Request
Check each line of the listing below for the string "JSON", and give only how many lines hold it.

* * * * * * * * *

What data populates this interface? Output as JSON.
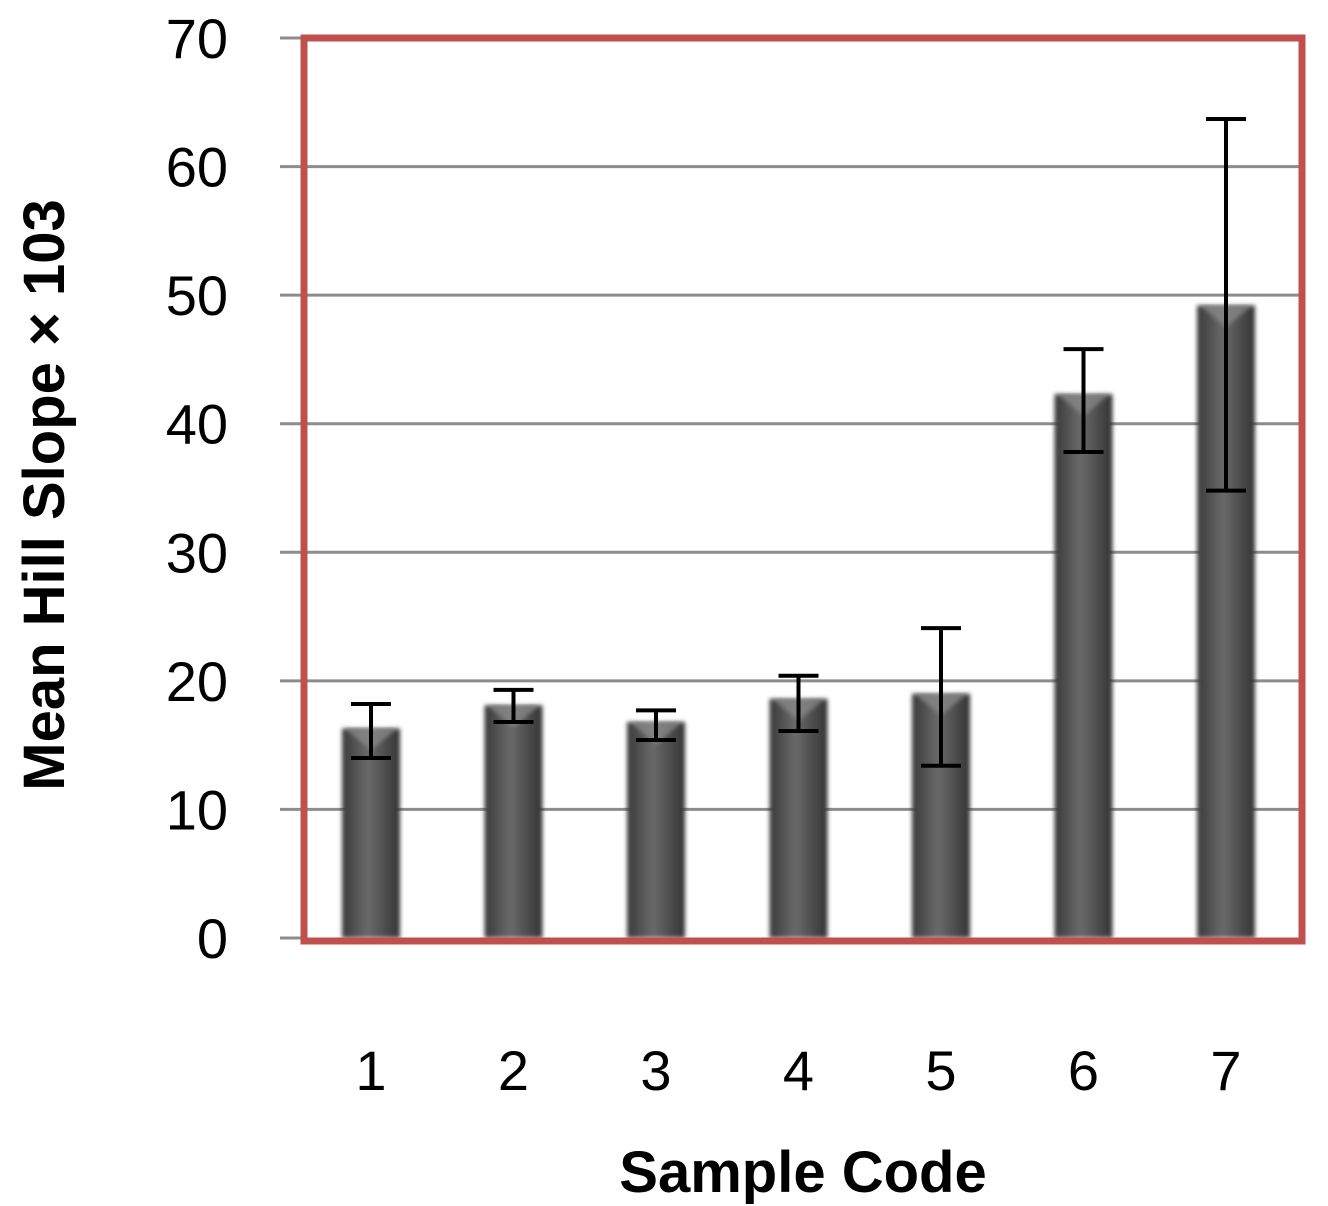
{
  "chart_data": {
    "type": "bar",
    "title": "",
    "xlabel": "Sample Code",
    "ylabel": "Mean Hill Slope × 103",
    "categories": [
      "1",
      "2",
      "3",
      "4",
      "5",
      "6",
      "7"
    ],
    "values": [
      16.3,
      18.1,
      16.8,
      18.6,
      19.0,
      42.3,
      49.2
    ],
    "error_low": [
      14.0,
      16.8,
      15.4,
      16.1,
      13.4,
      37.8,
      34.8
    ],
    "error_high": [
      18.2,
      19.3,
      17.7,
      20.4,
      24.1,
      45.8,
      63.7
    ],
    "ylim": [
      0,
      70
    ],
    "yticks": [
      0,
      10,
      20,
      30,
      40,
      50,
      60,
      70
    ],
    "grid": true,
    "legend": "none",
    "colors": {
      "bar": "#4f4f4f",
      "plot_border": "#c0504d",
      "gridline": "#8c8c8c",
      "error_bar": "#000000"
    }
  }
}
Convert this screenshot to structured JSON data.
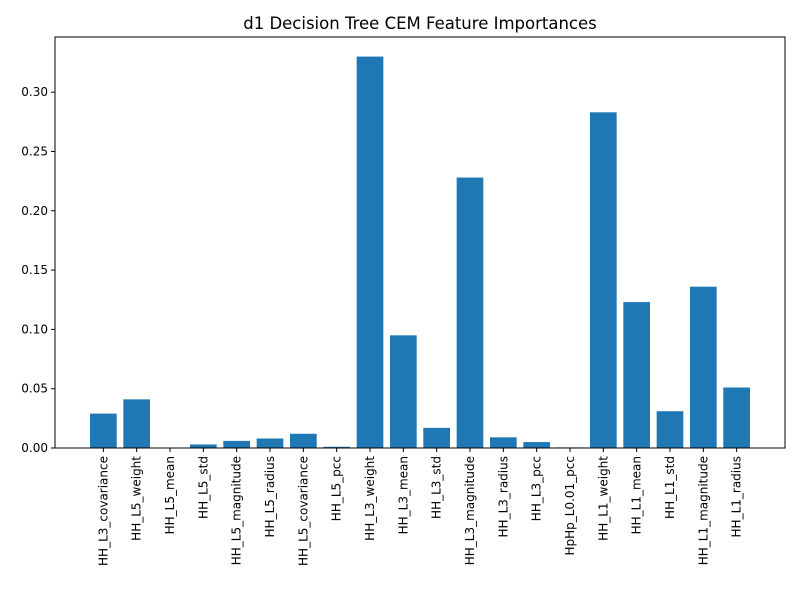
{
  "chart_data": {
    "type": "bar",
    "title": "d1 Decision Tree CEM Feature Importances",
    "xlabel": "",
    "ylabel": "",
    "categories": [
      "HH_L3_covariance",
      "HH_L5_weight",
      "HH_L5_mean",
      "HH_L5_std",
      "HH_L5_magnitude",
      "HH_L5_radius",
      "HH_L5_covariance",
      "HH_L5_pcc",
      "HH_L3_weight",
      "HH_L3_mean",
      "HH_L3_std",
      "HH_L3_magnitude",
      "HH_L3_radius",
      "HH_L3_pcc",
      "HpHp_L0.01_pcc",
      "HH_L1_weight",
      "HH_L1_mean",
      "HH_L1_std",
      "HH_L1_magnitude",
      "HH_L1_radius"
    ],
    "values": [
      0.029,
      0.041,
      0.0,
      0.003,
      0.006,
      0.008,
      0.012,
      0.001,
      0.33,
      0.095,
      0.017,
      0.228,
      0.009,
      0.005,
      0.0005,
      0.283,
      0.123,
      0.031,
      0.136,
      0.051
    ],
    "ylim": [
      0.0,
      0.3465
    ],
    "yticks": [
      0.0,
      0.05,
      0.1,
      0.15,
      0.2,
      0.25,
      0.3
    ],
    "ytick_labels": [
      "0.00",
      "0.05",
      "0.10",
      "0.15",
      "0.20",
      "0.25",
      "0.30"
    ],
    "bar_color": "#1f77b4",
    "grid": false,
    "legend": "none"
  }
}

* * * * * * * * *

Final result
2